Will you transcribe all the entries word for word, skipping the pictures they hold?

---

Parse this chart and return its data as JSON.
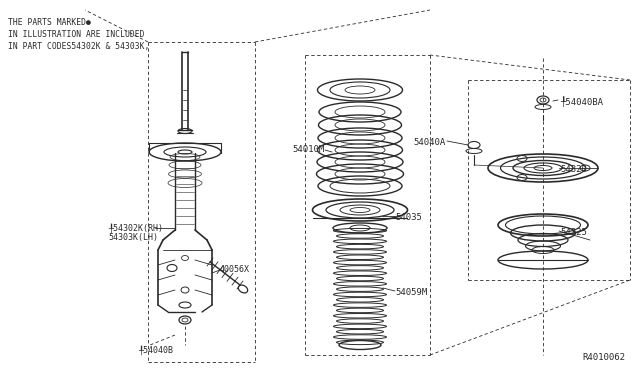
{
  "bg_color": "#ffffff",
  "line_color": "#2a2a2a",
  "note_lines": [
    "THE PARTS MARKED●",
    "IN ILLUSTRATION ARE INCLUDED",
    "IN PART CODES54302K & 54303K,"
  ],
  "ref_code": "R4010062"
}
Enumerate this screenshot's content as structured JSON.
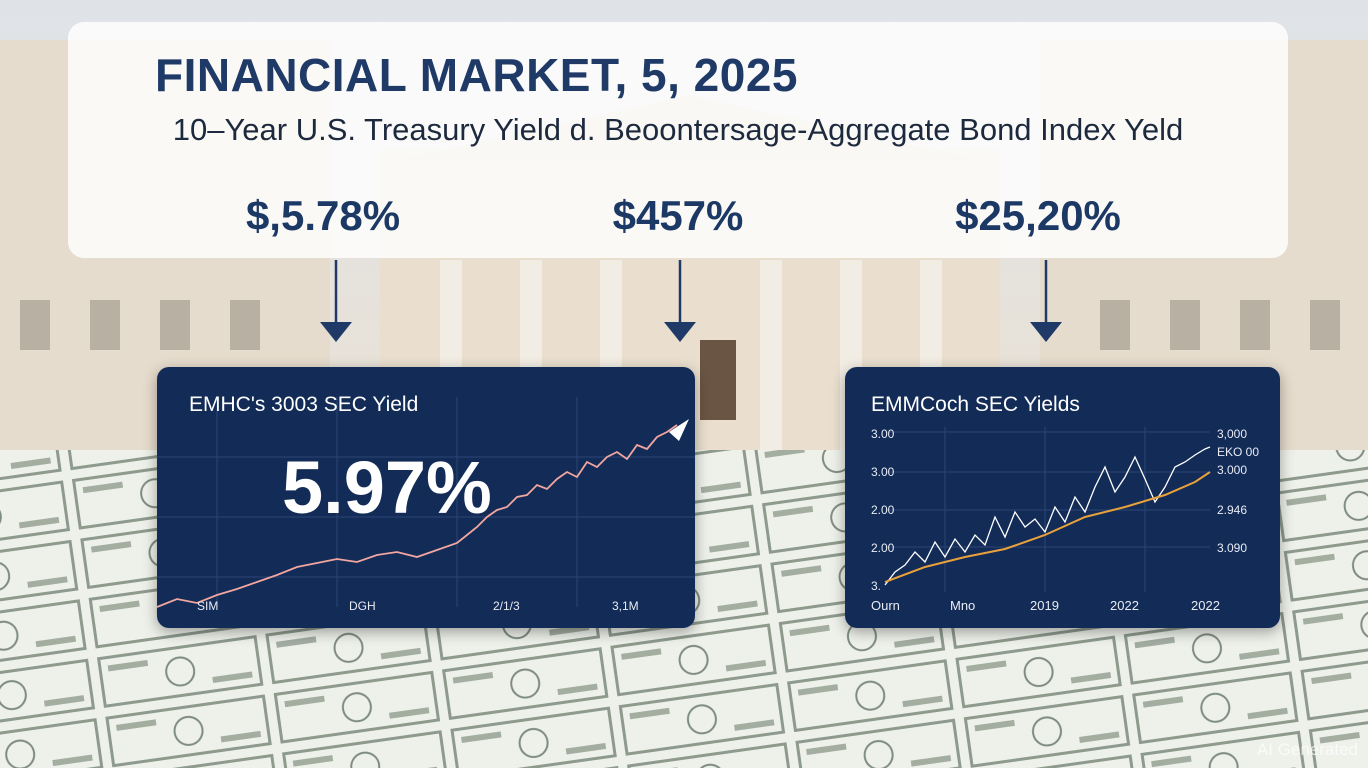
{
  "header": {
    "title": "FINANCIAL MARKET, 5, 2025",
    "subtitle": "10–Year U.S. Treasury Yield d. Beoontersage-Aggregate Bond Index Yeld"
  },
  "stats": [
    "$,5.78%",
    "$457%",
    "$25,20%"
  ],
  "left_panel": {
    "title": "EMHC's 3003 SEC Yield",
    "value": "5.97%",
    "x_labels": [
      "SIM",
      "DGH",
      "2/1/3",
      "3,1M"
    ]
  },
  "right_panel": {
    "title": "EMMCoch SEC Yields",
    "left_labels": [
      "3.00",
      "3.00",
      "2.00",
      "2.00",
      "3."
    ],
    "right_labels": [
      "3,000",
      "EKO 00",
      "3.000",
      "2.946",
      "3.090"
    ],
    "x_labels": [
      "Ourn",
      "Mno",
      "2019",
      "2022",
      "2022"
    ]
  },
  "watermark": "AI Generated"
}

---

> _TASK RESULT_
Parse this chart and return its data as JSON.
{
  "bg_color": "#ffffff",
  "line_color": "#2a2a2a",
  "note_lines": [
    "THE PARTS MARKED●",
    "IN ILLUSTRATION ARE INCLUDED",
    "IN PART CODES54302K & 54303K,"
  ],
  "ref_code": "R4010062"
}
Enumerate this screenshot's content as structured JSON.
{
  "header": {
    "title": "FINANCIAL MARKET, 5, 2025",
    "subtitle": "10–Year U.S. Treasury Yield d. Beoontersage-Aggregate Bond Index Yeld"
  },
  "stats": [
    "$,5.78%",
    "$457%",
    "$25,20%"
  ],
  "left_panel": {
    "title": "EMHC's 3003 SEC Yield",
    "value": "5.97%",
    "x_labels": [
      "SIM",
      "DGH",
      "2/1/3",
      "3,1M"
    ]
  },
  "right_panel": {
    "title": "EMMCoch SEC Yields",
    "left_labels": [
      "3.00",
      "3.00",
      "2.00",
      "2.00",
      "3."
    ],
    "right_labels": [
      "3,000",
      "EKO 00",
      "3.000",
      "2.946",
      "3.090"
    ],
    "x_labels": [
      "Ourn",
      "Mno",
      "2019",
      "2022",
      "2022"
    ]
  },
  "watermark": "AI Generated"
}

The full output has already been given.